Figure contents as structured data
--- start ---

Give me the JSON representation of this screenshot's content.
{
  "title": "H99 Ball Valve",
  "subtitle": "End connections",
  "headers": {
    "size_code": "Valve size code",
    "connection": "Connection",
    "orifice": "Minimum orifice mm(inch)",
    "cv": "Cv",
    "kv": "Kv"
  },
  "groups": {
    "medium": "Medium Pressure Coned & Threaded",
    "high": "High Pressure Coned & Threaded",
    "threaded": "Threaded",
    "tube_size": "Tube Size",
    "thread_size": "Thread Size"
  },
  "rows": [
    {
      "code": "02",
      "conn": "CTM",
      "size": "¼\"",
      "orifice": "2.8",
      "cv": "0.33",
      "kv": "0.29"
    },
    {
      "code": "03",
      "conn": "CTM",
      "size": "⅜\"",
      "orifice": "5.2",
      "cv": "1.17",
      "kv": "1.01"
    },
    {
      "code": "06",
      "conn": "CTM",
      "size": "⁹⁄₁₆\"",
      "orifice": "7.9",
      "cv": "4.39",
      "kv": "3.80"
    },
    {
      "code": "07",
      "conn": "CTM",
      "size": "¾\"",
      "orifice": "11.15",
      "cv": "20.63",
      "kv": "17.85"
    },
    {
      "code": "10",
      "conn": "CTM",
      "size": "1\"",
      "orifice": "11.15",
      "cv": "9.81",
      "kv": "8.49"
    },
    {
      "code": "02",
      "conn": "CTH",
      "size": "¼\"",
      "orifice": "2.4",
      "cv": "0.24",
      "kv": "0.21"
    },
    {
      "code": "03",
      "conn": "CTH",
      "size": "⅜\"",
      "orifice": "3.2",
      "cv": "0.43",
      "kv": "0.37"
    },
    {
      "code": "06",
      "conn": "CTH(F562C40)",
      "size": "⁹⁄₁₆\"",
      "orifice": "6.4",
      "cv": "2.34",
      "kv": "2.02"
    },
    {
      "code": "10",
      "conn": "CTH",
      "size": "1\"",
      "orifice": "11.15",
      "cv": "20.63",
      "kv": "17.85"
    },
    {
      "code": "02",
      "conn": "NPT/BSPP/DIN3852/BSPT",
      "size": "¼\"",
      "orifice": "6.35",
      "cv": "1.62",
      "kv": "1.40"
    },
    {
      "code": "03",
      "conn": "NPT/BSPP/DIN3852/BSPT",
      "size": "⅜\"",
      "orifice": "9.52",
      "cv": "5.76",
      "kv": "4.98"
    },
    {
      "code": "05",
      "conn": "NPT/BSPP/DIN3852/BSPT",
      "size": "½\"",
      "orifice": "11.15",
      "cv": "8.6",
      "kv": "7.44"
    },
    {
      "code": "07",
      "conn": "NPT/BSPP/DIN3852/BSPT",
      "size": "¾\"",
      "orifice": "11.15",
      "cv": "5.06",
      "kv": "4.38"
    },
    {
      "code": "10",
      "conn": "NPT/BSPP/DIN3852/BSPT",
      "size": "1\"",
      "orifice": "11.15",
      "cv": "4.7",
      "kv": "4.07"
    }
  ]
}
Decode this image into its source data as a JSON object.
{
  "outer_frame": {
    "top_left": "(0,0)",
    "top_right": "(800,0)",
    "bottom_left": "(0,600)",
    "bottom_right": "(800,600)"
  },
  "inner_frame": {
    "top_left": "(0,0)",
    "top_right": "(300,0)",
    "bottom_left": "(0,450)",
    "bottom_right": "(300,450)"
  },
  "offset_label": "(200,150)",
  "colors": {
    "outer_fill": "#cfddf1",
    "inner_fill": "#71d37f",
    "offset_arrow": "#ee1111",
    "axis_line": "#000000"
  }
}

--- end ---

Do this
Give the count of lines containing "Valve", with no added text.

Exercise response
2